Challenge: Spot each line that carries the word "Leon"; copy those lines.

Data shown:

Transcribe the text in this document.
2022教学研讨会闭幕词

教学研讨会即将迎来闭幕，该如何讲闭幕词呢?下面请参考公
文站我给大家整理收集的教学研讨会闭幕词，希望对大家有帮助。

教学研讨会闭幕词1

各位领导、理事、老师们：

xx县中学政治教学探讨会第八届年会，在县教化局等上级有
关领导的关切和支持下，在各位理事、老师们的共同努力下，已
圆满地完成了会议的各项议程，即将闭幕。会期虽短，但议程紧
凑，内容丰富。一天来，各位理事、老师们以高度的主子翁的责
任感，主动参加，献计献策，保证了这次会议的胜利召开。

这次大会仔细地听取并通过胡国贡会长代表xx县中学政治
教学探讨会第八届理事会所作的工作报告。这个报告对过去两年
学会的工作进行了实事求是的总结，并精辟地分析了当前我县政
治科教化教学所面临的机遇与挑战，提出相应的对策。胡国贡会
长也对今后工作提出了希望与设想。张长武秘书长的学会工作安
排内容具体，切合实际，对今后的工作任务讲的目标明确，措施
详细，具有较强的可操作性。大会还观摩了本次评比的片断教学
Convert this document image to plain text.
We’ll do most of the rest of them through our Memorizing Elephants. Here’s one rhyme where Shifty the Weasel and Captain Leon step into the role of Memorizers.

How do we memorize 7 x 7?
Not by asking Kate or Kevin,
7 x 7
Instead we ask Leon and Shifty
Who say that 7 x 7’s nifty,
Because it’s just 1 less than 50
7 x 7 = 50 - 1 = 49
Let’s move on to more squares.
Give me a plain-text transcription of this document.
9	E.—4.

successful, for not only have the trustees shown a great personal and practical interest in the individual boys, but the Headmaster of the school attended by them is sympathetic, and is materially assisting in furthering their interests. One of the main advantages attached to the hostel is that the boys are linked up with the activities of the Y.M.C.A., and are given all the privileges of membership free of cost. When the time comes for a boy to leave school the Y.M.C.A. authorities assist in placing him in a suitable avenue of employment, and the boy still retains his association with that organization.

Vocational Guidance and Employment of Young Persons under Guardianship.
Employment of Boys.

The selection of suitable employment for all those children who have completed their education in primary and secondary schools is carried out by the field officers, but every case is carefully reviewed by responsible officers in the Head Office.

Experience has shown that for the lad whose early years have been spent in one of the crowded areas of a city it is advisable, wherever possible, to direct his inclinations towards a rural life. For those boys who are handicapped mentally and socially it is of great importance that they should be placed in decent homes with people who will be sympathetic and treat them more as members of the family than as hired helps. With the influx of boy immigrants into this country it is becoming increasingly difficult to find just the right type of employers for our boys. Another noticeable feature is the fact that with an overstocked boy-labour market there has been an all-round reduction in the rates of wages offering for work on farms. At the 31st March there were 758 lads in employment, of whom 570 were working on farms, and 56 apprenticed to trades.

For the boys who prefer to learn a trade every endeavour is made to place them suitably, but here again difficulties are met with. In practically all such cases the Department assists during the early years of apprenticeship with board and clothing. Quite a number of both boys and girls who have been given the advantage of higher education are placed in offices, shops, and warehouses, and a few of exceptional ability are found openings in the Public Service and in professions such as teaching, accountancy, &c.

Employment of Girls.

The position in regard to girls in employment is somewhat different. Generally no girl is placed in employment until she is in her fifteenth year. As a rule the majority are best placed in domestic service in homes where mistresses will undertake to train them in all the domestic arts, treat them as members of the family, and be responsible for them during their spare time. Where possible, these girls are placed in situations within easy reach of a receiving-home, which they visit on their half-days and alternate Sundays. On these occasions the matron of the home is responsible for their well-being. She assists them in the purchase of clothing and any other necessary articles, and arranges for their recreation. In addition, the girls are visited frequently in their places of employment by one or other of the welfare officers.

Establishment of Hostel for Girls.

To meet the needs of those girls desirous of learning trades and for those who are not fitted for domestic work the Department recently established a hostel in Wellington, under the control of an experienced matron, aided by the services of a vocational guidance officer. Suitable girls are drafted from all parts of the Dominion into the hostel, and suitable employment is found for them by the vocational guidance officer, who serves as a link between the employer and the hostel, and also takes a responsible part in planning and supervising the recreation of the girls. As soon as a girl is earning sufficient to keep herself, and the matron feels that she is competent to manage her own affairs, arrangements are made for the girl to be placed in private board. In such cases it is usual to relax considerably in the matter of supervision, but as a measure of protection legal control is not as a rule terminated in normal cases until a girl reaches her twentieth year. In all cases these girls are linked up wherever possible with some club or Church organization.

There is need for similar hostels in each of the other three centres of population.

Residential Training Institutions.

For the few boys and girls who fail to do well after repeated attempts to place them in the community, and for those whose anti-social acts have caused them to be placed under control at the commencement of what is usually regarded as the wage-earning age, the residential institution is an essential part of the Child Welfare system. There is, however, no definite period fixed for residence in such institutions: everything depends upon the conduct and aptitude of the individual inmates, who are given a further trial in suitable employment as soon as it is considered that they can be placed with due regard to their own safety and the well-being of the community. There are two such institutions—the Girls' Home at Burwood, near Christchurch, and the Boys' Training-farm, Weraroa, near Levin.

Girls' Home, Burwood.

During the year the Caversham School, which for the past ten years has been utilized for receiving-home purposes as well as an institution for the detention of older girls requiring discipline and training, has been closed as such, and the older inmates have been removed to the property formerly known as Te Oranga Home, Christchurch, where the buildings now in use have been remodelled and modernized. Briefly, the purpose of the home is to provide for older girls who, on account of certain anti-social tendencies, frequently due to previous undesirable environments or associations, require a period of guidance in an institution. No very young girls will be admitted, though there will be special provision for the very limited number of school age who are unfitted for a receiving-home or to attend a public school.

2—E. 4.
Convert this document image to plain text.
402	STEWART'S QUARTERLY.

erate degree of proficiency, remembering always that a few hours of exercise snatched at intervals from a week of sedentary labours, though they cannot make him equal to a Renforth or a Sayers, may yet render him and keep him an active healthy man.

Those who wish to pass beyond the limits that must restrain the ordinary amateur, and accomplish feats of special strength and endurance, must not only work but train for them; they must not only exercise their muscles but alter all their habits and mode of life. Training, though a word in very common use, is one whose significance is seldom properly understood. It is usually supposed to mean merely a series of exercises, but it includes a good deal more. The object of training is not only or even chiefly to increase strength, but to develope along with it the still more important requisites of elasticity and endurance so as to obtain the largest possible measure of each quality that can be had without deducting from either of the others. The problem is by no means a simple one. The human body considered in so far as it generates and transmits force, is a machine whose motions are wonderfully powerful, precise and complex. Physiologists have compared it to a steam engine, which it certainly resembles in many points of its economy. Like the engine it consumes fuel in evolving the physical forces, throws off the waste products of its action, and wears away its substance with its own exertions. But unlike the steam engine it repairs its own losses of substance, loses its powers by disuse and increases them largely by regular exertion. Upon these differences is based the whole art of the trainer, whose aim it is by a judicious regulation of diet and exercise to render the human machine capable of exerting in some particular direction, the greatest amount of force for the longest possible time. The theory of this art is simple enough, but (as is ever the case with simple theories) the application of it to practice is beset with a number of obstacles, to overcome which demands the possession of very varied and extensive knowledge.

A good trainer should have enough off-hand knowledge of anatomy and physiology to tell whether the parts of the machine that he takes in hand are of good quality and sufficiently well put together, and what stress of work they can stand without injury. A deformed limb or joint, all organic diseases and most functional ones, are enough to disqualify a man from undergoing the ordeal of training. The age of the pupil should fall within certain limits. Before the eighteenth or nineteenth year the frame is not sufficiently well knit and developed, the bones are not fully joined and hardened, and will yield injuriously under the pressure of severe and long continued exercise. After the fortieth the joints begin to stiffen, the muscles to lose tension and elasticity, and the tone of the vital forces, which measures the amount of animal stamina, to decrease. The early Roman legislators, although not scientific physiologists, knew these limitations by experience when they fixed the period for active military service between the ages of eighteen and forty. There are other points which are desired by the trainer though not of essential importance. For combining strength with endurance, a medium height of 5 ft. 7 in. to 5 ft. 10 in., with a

Right answer:
We’ll do most of the rest of them through our Memorizing Elephants. Here’s one rhyme where Shifty the Weasel and Captain Leon step into the role of Memorizers.
Instead we ask Leon and Shifty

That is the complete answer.